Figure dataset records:
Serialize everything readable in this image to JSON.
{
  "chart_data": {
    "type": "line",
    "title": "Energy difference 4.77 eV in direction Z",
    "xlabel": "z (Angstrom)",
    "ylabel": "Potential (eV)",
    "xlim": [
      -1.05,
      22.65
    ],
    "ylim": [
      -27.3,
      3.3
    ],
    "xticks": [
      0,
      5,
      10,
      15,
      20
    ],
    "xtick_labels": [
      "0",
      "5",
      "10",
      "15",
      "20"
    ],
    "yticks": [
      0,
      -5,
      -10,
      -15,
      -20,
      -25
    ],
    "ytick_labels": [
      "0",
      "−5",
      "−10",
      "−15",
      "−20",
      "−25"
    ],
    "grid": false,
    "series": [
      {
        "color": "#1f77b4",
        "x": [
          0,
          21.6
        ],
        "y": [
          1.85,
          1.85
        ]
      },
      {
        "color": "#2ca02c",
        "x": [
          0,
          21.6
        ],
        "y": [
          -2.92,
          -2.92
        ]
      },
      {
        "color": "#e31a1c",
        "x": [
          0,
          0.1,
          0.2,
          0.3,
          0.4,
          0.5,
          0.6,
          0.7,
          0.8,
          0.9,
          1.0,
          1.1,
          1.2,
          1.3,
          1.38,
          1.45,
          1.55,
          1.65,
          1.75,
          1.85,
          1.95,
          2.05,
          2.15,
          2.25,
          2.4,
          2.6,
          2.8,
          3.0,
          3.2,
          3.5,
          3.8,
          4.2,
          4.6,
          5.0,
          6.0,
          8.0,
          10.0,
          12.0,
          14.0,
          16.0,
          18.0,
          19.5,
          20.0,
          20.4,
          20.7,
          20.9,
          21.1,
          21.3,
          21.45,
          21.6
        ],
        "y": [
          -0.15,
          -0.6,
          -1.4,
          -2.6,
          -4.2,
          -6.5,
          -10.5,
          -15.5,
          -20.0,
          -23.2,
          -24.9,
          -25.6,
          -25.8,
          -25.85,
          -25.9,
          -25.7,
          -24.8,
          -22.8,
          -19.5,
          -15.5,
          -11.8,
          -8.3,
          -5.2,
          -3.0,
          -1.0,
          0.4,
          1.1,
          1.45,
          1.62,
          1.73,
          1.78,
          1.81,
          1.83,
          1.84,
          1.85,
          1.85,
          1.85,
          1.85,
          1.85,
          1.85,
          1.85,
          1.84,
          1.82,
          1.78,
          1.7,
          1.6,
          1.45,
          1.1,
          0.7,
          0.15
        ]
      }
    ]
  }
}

...

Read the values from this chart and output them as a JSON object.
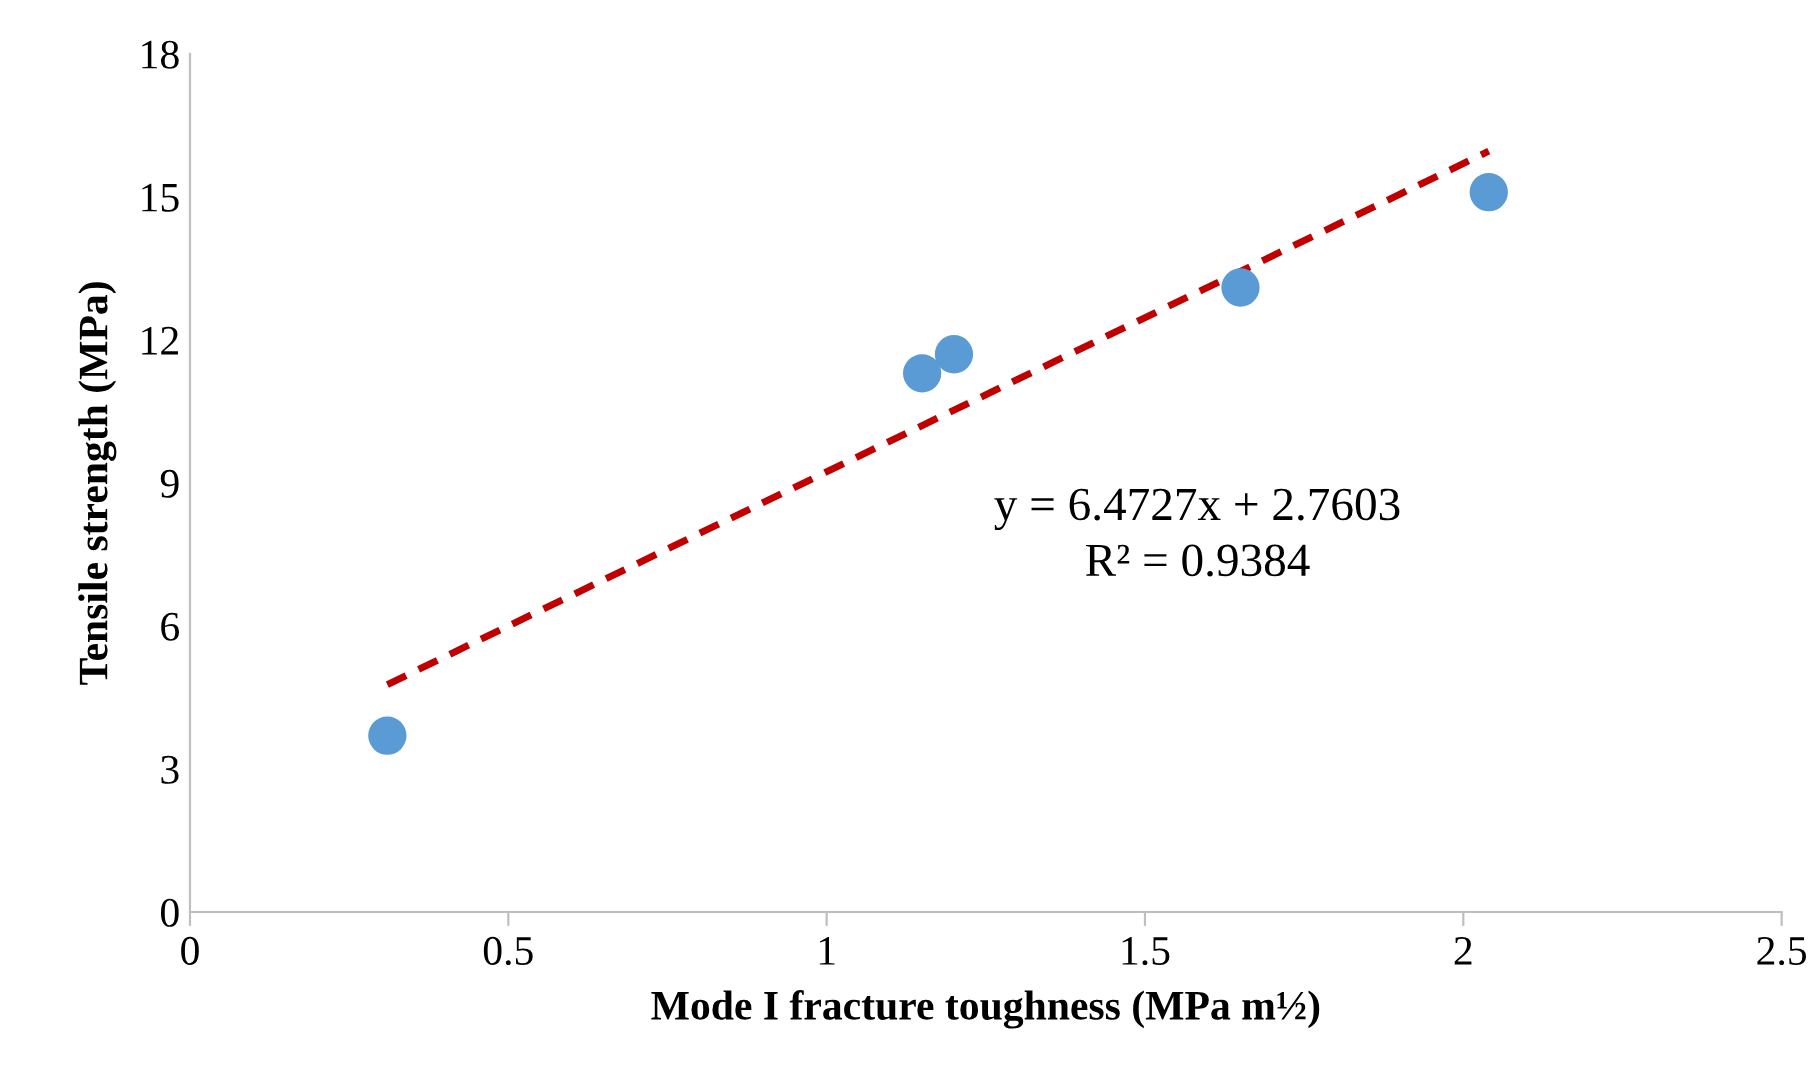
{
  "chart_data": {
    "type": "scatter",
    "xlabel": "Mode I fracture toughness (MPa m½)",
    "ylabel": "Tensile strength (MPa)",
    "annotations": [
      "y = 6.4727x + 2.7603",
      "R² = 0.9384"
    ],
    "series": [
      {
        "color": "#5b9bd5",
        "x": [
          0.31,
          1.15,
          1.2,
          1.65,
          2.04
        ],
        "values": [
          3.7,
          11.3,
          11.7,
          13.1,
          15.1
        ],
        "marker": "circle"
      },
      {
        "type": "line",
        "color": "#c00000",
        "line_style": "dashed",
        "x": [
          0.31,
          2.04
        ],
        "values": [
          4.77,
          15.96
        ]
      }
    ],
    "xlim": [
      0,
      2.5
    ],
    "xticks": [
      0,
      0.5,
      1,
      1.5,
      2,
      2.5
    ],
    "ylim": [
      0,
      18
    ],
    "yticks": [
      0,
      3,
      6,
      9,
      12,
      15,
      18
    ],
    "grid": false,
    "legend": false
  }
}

SET EXERCISE: Identify every line where the string "ylabel" appears.

TASK OUTPUT:
    "ylabel": "Potential (eV)",
    "ylabel": "Tensile strength (MPa)",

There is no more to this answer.